Given entries:
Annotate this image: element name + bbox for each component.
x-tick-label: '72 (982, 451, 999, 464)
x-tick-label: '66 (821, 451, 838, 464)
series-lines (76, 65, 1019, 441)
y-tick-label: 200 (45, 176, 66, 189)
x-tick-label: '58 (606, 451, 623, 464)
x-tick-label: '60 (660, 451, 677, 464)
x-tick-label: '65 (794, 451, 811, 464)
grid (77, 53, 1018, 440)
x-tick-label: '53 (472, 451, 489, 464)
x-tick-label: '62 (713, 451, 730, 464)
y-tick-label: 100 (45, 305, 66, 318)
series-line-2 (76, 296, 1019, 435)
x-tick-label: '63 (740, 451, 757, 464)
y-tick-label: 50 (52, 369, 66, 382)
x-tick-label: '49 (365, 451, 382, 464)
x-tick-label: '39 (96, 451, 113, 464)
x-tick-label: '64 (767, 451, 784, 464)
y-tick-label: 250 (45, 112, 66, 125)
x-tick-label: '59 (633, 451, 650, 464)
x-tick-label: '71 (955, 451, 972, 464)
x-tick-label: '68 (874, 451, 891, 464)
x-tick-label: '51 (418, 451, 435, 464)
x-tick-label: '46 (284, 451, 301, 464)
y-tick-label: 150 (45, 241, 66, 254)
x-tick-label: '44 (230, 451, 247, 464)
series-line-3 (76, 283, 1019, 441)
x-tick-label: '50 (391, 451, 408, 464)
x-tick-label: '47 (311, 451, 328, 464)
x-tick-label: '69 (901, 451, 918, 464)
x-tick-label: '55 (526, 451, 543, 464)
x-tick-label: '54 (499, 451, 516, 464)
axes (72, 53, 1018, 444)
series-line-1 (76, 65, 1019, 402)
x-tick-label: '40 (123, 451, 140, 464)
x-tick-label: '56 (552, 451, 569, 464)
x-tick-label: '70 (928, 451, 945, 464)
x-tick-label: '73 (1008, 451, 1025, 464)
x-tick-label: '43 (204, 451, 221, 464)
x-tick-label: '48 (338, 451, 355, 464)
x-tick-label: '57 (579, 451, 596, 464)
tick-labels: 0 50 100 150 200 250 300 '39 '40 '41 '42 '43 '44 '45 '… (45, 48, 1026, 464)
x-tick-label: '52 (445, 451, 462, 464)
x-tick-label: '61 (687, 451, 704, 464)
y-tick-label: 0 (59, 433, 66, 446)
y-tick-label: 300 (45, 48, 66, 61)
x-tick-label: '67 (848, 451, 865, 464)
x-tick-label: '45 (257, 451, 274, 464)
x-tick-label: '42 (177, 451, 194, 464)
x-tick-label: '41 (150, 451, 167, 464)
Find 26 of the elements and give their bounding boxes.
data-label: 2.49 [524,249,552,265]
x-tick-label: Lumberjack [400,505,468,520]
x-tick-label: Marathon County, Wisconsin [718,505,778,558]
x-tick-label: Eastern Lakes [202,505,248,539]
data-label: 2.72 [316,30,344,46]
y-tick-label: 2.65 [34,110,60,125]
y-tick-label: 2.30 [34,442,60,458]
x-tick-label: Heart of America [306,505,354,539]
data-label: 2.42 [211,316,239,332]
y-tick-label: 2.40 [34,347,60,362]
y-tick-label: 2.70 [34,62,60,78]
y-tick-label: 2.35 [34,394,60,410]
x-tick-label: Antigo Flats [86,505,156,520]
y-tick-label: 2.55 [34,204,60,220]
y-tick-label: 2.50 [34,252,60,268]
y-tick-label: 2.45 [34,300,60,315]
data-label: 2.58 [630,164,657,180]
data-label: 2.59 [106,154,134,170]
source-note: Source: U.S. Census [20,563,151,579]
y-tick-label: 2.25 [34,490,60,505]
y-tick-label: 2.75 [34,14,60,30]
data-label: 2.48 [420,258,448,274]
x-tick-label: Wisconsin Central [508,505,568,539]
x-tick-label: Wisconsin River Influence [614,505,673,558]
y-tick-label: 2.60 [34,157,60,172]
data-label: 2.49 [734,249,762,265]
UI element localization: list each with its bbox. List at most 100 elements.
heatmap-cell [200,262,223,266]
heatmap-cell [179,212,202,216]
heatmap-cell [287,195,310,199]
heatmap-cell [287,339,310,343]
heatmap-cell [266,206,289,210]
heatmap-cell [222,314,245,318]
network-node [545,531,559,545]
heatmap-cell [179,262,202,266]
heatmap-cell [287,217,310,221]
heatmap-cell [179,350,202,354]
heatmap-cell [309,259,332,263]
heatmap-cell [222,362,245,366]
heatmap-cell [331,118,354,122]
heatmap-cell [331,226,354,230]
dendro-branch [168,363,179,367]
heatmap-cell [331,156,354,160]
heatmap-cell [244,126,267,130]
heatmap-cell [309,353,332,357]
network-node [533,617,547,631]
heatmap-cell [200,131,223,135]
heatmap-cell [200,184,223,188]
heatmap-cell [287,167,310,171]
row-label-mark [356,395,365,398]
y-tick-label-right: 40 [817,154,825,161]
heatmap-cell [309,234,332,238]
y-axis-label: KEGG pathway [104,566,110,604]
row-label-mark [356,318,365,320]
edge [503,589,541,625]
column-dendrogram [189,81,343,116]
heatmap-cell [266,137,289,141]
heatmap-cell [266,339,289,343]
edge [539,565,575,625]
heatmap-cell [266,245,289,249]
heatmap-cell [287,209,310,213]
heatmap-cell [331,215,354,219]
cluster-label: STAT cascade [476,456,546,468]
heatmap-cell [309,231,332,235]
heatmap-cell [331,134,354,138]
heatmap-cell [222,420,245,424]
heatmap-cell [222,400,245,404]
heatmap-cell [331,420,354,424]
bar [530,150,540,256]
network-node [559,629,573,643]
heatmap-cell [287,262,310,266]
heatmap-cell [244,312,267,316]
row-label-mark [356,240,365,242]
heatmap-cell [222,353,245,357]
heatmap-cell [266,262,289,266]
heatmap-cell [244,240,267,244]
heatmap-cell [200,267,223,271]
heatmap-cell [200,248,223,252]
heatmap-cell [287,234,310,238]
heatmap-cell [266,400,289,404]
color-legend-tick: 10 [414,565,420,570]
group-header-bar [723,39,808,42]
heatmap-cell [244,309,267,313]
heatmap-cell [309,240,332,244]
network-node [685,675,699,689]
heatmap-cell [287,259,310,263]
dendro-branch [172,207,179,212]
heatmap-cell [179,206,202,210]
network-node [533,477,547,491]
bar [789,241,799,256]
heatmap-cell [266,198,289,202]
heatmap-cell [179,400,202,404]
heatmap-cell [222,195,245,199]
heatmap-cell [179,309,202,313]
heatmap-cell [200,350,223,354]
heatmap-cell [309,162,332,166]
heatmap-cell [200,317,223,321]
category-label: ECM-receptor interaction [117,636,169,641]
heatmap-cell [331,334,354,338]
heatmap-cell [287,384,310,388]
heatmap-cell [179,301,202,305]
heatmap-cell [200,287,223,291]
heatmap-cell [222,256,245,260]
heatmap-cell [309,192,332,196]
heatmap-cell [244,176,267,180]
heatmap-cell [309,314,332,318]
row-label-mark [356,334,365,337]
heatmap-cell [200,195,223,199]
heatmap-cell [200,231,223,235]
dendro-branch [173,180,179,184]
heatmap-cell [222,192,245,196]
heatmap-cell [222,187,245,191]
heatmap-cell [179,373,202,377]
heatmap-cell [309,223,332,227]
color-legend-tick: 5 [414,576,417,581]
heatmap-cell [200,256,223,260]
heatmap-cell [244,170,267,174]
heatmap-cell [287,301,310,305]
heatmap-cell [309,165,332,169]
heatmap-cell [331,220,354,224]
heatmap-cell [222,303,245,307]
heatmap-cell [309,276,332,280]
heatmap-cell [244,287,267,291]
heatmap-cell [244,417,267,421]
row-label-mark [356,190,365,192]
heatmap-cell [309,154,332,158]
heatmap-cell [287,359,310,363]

Directions: Copy every line of the records above word for word, with nothing changed.

Final answer:
Annotate this image: element name + bbox for each component.
x-tick-label: '72 (982, 451, 999, 464)
x-tick-label: '66 (821, 451, 838, 464)
series-lines (76, 65, 1019, 441)
y-tick-label: 200 (45, 176, 66, 189)
x-tick-label: '58 (606, 451, 623, 464)
x-tick-label: '60 (660, 451, 677, 464)
x-tick-label: '65 (794, 451, 811, 464)
grid (77, 53, 1018, 440)
x-tick-label: '53 (472, 451, 489, 464)
x-tick-label: '62 (713, 451, 730, 464)
y-tick-label: 100 (45, 305, 66, 318)
series-line-2 (76, 296, 1019, 435)
x-tick-label: '63 (740, 451, 757, 464)
y-tick-label: 50 (52, 369, 66, 382)
x-tick-label: '49 (365, 451, 382, 464)
x-tick-label: '39 (96, 451, 113, 464)
x-tick-label: '64 (767, 451, 784, 464)
y-tick-label: 250 (45, 112, 66, 125)
x-tick-label: '59 (633, 451, 650, 464)
x-tick-label: '71 (955, 451, 972, 464)
x-tick-label: '68 (874, 451, 891, 464)
x-tick-label: '51 (418, 451, 435, 464)
x-tick-label: '46 (284, 451, 301, 464)
y-tick-label: 150 (45, 241, 66, 254)
x-tick-label: '44 (230, 451, 247, 464)
series-line-3 (76, 283, 1019, 441)
x-tick-label: '50 (391, 451, 408, 464)
x-tick-label: '47 (311, 451, 328, 464)
x-tick-label: '69 (901, 451, 918, 464)
x-tick-label: '55 (526, 451, 543, 464)
x-tick-label: '54 (499, 451, 516, 464)
axes (72, 53, 1018, 444)
series-line-1 (76, 65, 1019, 402)
x-tick-label: '40 (123, 451, 140, 464)
x-tick-label: '56 (552, 451, 569, 464)
x-tick-label: '70 (928, 451, 945, 464)
x-tick-label: '73 (1008, 451, 1025, 464)
x-tick-label: '43 (204, 451, 221, 464)
x-tick-label: '48 (338, 451, 355, 464)
x-tick-label: '57 (579, 451, 596, 464)
tick-labels: 0 50 100 150 200 250 300 '39 '40 '41 '42 '43 '44 '45 '… (45, 48, 1026, 464)
x-tick-label: '52 (445, 451, 462, 464)
x-tick-label: '61 (687, 451, 704, 464)
y-tick-label: 0 (59, 433, 66, 446)
y-tick-label: 300 (45, 48, 66, 61)
x-tick-label: '67 (848, 451, 865, 464)
x-tick-label: '45 (257, 451, 274, 464)
x-tick-label: '42 (177, 451, 194, 464)
x-tick-label: '41 (150, 451, 167, 464)
Find 26 of the elements and give their bounding boxes.
data-label: 2.49 [524,249,552,265]
x-tick-label: Lumberjack [400,505,468,520]
x-tick-label: Marathon County, Wisconsin [718,505,778,558]
x-tick-label: Eastern Lakes [202,505,248,539]
data-label: 2.72 [316,30,344,46]
y-tick-label: 2.65 [34,110,60,125]
y-tick-label: 2.30 [34,442,60,458]
x-tick-label: Heart of America [306,505,354,539]
data-label: 2.42 [211,316,239,332]
y-tick-label: 2.40 [34,347,60,362]
y-tick-label: 2.70 [34,62,60,78]
y-tick-label: 2.35 [34,394,60,410]
x-tick-label: Antigo Flats [86,505,156,520]
y-tick-label: 2.55 [34,204,60,220]
y-tick-label: 2.50 [34,252,60,268]
y-tick-label: 2.45 [34,300,60,315]
data-label: 2.58 [630,164,657,180]
data-label: 2.59 [106,154,134,170]
source-note: Source: U.S. Census [20,563,151,579]
y-tick-label: 2.25 [34,490,60,505]
y-tick-label: 2.75 [34,14,60,30]
data-label: 2.48 [420,258,448,274]
x-tick-label: Wisconsin Central [508,505,568,539]
x-tick-label: Wisconsin River Influence [614,505,673,558]
y-tick-label: 2.60 [34,157,60,172]
data-label: 2.49 [734,249,762,265]
UI element localization: list each with its bbox. List at most 100 elements.
heatmap-cell [200,262,223,266]
heatmap-cell [179,212,202,216]
heatmap-cell [287,195,310,199]
heatmap-cell [287,339,310,343]
heatmap-cell [266,206,289,210]
heatmap-cell [222,314,245,318]
network-node [545,531,559,545]
heatmap-cell [179,262,202,266]
heatmap-cell [287,217,310,221]
heatmap-cell [179,350,202,354]
heatmap-cell [309,259,332,263]
heatmap-cell [222,362,245,366]
heatmap-cell [331,118,354,122]
heatmap-cell [331,226,354,230]
dendro-branch [168,363,179,367]
heatmap-cell [331,156,354,160]
heatmap-cell [244,126,267,130]
heatmap-cell [309,353,332,357]
network-node [533,617,547,631]
heatmap-cell [200,131,223,135]
heatmap-cell [200,184,223,188]
heatmap-cell [287,167,310,171]
row-label-mark [356,395,365,398]
y-tick-label-right: 40 [817,154,825,161]
heatmap-cell [309,234,332,238]
y-axis-label: KEGG pathway [104,566,110,604]
row-label-mark [356,318,365,320]
edge [503,589,541,625]
column-dendrogram [189,81,343,116]
heatmap-cell [266,137,289,141]
heatmap-cell [266,339,289,343]
edge [539,565,575,625]
heatmap-cell [266,245,289,249]
heatmap-cell [287,209,310,213]
heatmap-cell [331,215,354,219]
cluster-label: STAT cascade [476,456,546,468]
heatmap-cell [309,231,332,235]
heatmap-cell [331,134,354,138]
heatmap-cell [222,420,245,424]
heatmap-cell [222,400,245,404]
heatmap-cell [331,420,354,424]
bar [530,150,540,256]
network-node [559,629,573,643]
heatmap-cell [287,262,310,266]
heatmap-cell [244,312,267,316]
row-label-mark [356,240,365,242]
heatmap-cell [222,353,245,357]
heatmap-cell [266,262,289,266]
heatmap-cell [244,240,267,244]
heatmap-cell [200,267,223,271]
heatmap-cell [200,248,223,252]
heatmap-cell [287,234,310,238]
heatmap-cell [266,400,289,404]
color-legend-tick: 10 [414,565,420,570]
group-header-bar [723,39,808,42]
heatmap-cell [244,309,267,313]
heatmap-cell [309,240,332,244]
network-node [685,675,699,689]
heatmap-cell [287,259,310,263]
dendro-branch [172,207,179,212]
heatmap-cell [179,206,202,210]
network-node [533,477,547,491]
bar [789,241,799,256]
heatmap-cell [266,198,289,202]
heatmap-cell [179,400,202,404]
heatmap-cell [222,195,245,199]
heatmap-cell [179,309,202,313]
heatmap-cell [200,350,223,354]
heatmap-cell [309,162,332,166]
heatmap-cell [200,317,223,321]
category-label: ECM-receptor interaction [117,636,169,641]
heatmap-cell [331,334,354,338]
heatmap-cell [287,384,310,388]
heatmap-cell [179,301,202,305]
heatmap-cell [200,287,223,291]
heatmap-cell [222,256,245,260]
heatmap-cell [309,192,332,196]
heatmap-cell [244,176,267,180]
heatmap-cell [309,314,332,318]
row-label-mark [356,334,365,337]
heatmap-cell [200,195,223,199]
heatmap-cell [200,231,223,235]
dendro-branch [173,180,179,184]
heatmap-cell [222,192,245,196]
heatmap-cell [222,187,245,191]
heatmap-cell [179,373,202,377]
heatmap-cell [309,223,332,227]
color-legend-tick: 5 [414,576,417,581]
heatmap-cell [200,256,223,260]
heatmap-cell [244,170,267,174]
heatmap-cell [287,301,310,305]
heatmap-cell [309,165,332,169]
heatmap-cell [331,220,354,224]
heatmap-cell [222,303,245,307]
heatmap-cell [309,276,332,280]
heatmap-cell [244,287,267,291]
heatmap-cell [244,417,267,421]
row-label-mark [356,190,365,192]
heatmap-cell [309,154,332,158]
heatmap-cell [287,359,310,363]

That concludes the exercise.